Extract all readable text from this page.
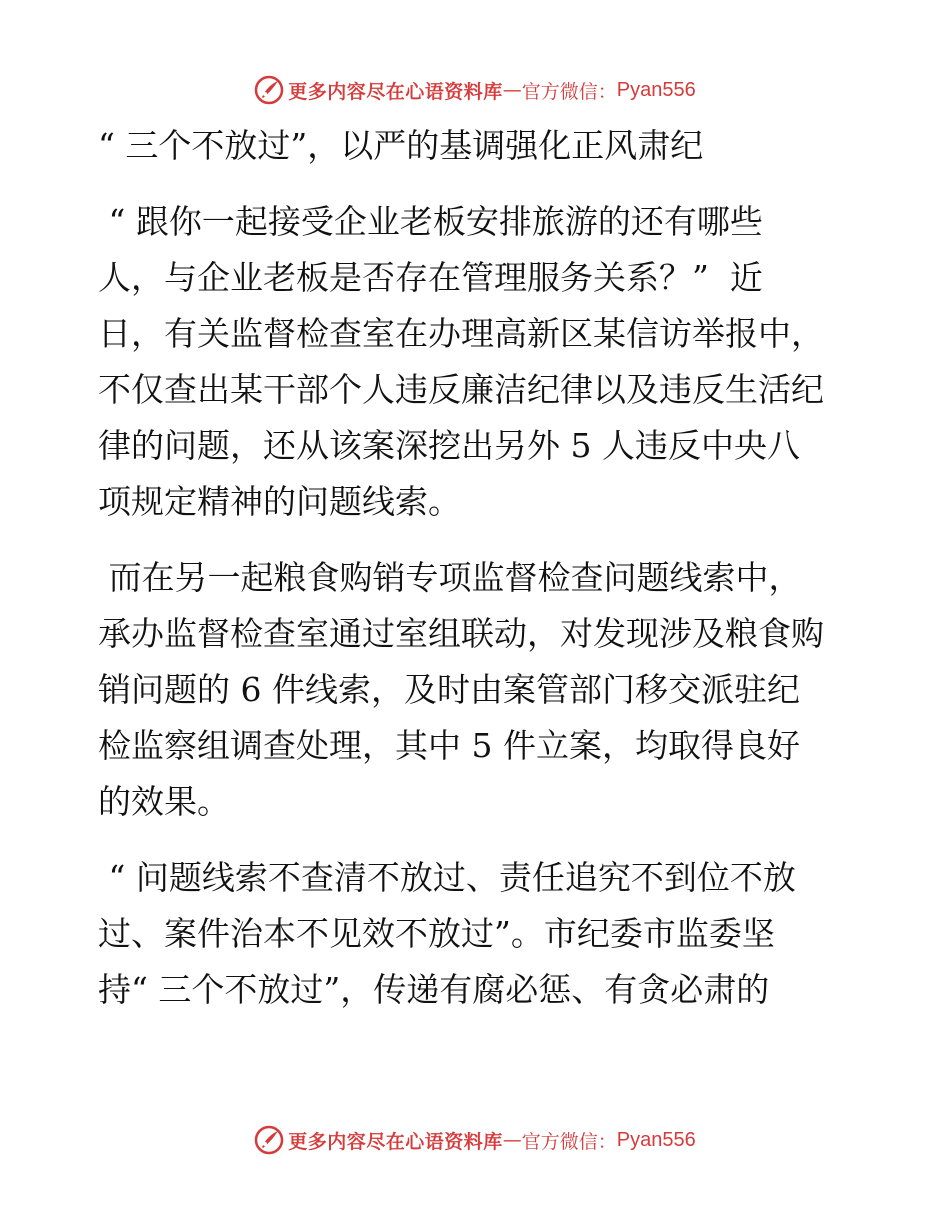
更多内容尽在心语资料库 — 官方微信： Pyan556
“ 三个不放过”，以严的基调强化正风肃纪
“ 跟你一起接受企业老板安排旅游的还有哪些
人，与企业老板是否存在管理服务关系？”  近
日，有关监督检查室在办理高新区某信访举报中，
不仅查出某干部个人违反廉洁纪律以及违反生活纪
律的问题，还从该案深挖出另外 5 人违反中央八
项规定精神的问题线索。
而在另一起粮食购销专项监督检查问题线索中，
承办监督检查室通过室组联动，对发现涉及粮食购
销问题的 6 件线索，及时由案管部门移交派驻纪
检监察组调查处理，其中 5 件立案，均取得良好
的效果。
“ 问题线索不查清不放过、责任追究不到位不放
过、案件治本不见效不放过”。市纪委市监委坚
持“ 三个不放过”，传递有腐必惩、有贪必肃的
更多内容尽在心语资料库 — 官方微信： Pyan556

§ Stated task
Give an exact copy of the material, leaving out every picture.

§ Task output
Extract all readable text from this page.
更多内容尽在心语资料库 — 官方微信： Pyan556
“ 三个不放过”，以严的基调强化正风肃纪
“ 跟你一起接受企业老板安排旅游的还有哪些
人，与企业老板是否存在管理服务关系？”  近
日，有关监督检查室在办理高新区某信访举报中，
不仅查出某干部个人违反廉洁纪律以及违反生活纪
律的问题，还从该案深挖出另外 5 人违反中央八
项规定精神的问题线索。
而在另一起粮食购销专项监督检查问题线索中，
承办监督检查室通过室组联动，对发现涉及粮食购
销问题的 6 件线索，及时由案管部门移交派驻纪
检监察组调查处理，其中 5 件立案，均取得良好
的效果。
“ 问题线索不查清不放过、责任追究不到位不放
过、案件治本不见效不放过”。市纪委市监委坚
持“ 三个不放过”，传递有腐必惩、有贪必肃的
更多内容尽在心语资料库 — 官方微信： Pyan556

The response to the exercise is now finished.